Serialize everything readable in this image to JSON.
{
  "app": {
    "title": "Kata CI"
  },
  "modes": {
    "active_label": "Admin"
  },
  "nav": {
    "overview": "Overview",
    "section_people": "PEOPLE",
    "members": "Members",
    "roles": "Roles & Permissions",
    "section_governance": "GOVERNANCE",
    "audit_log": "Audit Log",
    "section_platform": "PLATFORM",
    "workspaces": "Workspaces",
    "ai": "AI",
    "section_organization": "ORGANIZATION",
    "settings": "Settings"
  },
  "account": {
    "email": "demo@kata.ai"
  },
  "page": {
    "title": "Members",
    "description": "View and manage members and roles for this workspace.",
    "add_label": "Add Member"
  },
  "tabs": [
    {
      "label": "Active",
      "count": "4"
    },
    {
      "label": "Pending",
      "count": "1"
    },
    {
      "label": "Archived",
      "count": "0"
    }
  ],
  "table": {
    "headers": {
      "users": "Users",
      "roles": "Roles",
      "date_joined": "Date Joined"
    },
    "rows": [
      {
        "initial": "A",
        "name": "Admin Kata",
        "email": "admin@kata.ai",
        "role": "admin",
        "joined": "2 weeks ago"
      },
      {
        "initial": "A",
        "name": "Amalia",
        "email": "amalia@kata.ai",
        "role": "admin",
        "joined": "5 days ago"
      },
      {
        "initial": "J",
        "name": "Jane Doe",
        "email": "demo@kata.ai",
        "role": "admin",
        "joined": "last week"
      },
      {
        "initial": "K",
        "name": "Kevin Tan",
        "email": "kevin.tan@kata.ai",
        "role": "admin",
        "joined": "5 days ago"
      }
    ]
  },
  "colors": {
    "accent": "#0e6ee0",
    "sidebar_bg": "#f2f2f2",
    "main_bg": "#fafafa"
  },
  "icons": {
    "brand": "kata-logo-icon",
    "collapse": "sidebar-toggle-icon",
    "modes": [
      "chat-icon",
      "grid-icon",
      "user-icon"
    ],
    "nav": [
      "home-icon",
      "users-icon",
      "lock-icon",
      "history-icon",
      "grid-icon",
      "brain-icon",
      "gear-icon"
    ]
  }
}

The request — Tally up the lines in the preceding listing that contain the string "initial". Respond with the number and nothing else.

Solution below — 4